EXERCISE INSTRUCTIONS. Return each line of the records holding the string "minor".

## begin PROVIDED RECORDS

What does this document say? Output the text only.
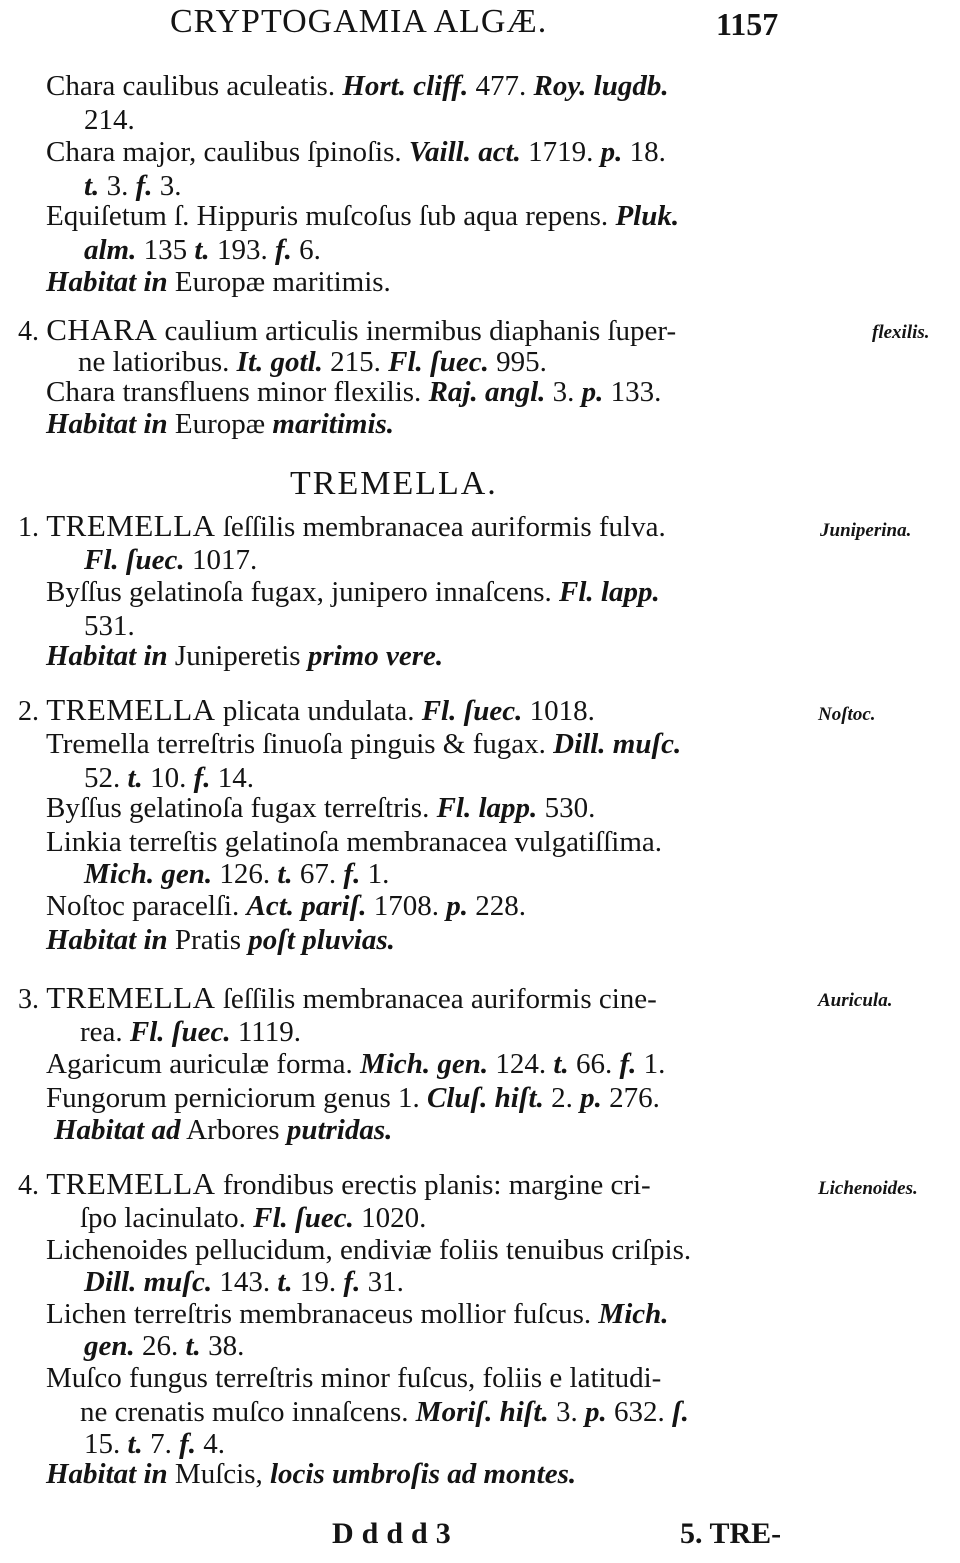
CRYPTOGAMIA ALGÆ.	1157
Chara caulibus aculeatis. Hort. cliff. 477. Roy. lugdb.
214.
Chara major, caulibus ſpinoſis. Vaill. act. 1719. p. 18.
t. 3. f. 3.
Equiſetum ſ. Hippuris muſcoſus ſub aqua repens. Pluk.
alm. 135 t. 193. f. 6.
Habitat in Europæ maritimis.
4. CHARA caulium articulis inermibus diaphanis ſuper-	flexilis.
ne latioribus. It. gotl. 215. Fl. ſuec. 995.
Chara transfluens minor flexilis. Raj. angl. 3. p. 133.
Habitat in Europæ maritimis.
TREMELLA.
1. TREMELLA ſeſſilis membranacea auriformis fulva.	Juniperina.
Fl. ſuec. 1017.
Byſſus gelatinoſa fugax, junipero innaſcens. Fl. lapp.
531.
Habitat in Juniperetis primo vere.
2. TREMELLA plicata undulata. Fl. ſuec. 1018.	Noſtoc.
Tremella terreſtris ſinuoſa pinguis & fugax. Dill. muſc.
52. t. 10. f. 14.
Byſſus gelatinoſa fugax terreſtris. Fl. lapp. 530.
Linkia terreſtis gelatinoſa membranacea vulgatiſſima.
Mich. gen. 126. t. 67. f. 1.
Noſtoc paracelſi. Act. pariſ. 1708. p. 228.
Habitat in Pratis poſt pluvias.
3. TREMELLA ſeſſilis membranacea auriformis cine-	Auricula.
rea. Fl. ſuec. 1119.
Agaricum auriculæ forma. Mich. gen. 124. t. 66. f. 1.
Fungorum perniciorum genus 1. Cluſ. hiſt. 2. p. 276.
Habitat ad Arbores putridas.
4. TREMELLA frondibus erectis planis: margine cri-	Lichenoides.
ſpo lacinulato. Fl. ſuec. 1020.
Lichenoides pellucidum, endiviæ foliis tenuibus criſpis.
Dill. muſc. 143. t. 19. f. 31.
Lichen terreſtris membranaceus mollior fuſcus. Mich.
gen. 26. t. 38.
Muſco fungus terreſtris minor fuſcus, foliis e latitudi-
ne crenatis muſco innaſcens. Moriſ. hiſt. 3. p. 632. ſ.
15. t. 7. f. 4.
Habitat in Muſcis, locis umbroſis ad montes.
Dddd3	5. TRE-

## end PROVIDED RECORDS
## begin PROVIDED RECORDS

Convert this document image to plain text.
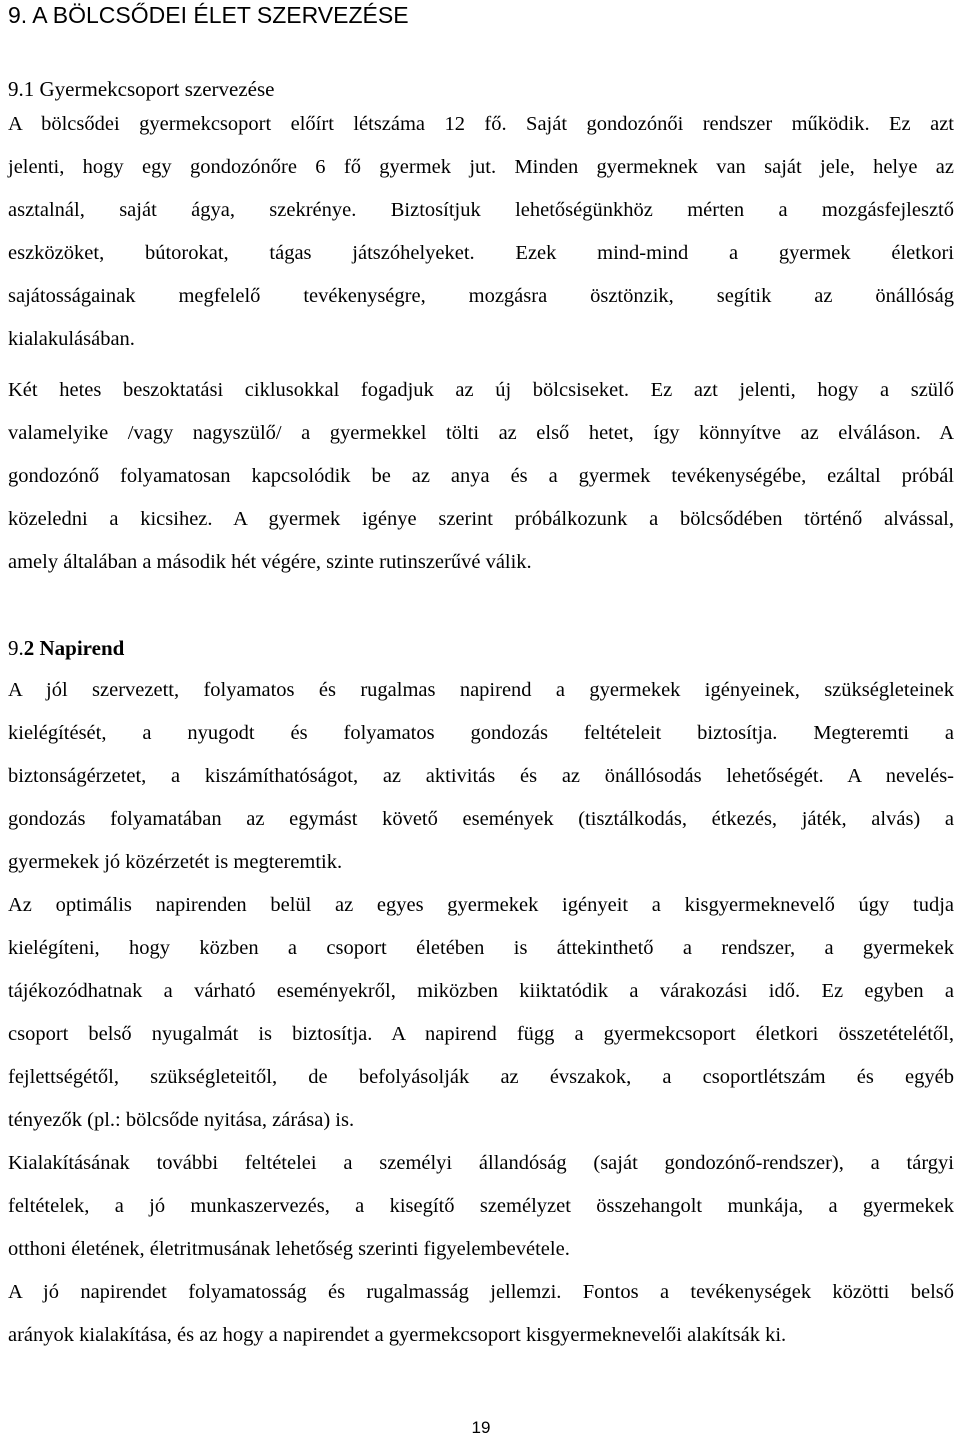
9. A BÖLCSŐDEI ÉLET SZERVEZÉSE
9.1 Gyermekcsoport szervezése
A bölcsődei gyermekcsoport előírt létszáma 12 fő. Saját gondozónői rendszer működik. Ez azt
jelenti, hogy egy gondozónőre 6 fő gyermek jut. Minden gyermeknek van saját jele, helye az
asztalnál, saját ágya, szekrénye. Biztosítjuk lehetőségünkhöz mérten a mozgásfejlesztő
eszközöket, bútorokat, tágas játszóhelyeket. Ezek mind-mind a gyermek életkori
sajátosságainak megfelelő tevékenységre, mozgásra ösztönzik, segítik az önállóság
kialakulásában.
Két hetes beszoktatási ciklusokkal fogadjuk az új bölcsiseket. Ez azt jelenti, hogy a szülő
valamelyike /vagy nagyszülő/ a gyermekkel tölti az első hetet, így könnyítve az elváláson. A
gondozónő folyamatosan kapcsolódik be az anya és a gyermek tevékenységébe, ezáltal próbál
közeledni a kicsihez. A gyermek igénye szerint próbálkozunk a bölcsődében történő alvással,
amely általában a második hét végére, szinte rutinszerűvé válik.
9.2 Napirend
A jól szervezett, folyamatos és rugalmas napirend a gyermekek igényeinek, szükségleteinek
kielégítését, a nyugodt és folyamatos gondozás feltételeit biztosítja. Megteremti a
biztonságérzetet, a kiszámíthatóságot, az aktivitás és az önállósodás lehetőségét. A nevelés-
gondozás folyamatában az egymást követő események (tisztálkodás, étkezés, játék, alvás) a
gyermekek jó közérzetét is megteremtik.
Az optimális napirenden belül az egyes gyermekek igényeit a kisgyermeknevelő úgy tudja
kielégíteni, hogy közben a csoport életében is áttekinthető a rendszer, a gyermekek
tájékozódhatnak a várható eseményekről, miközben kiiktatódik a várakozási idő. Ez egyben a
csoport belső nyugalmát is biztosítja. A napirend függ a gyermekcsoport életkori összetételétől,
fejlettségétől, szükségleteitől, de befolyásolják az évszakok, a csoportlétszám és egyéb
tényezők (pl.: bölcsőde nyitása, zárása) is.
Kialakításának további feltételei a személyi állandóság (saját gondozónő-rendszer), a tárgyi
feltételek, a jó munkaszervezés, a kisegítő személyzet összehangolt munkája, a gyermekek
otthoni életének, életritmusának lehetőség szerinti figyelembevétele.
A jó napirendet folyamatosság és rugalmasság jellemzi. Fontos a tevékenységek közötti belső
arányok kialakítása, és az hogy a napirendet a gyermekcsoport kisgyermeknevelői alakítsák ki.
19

## end PROVIDED RECORDS

REPLY TO THE TASK.
Chara transfluens minor flexilis. Raj. angl. 3. p. 133.
Muſco fungus terreſtris minor fuſcus, foliis e latitudi-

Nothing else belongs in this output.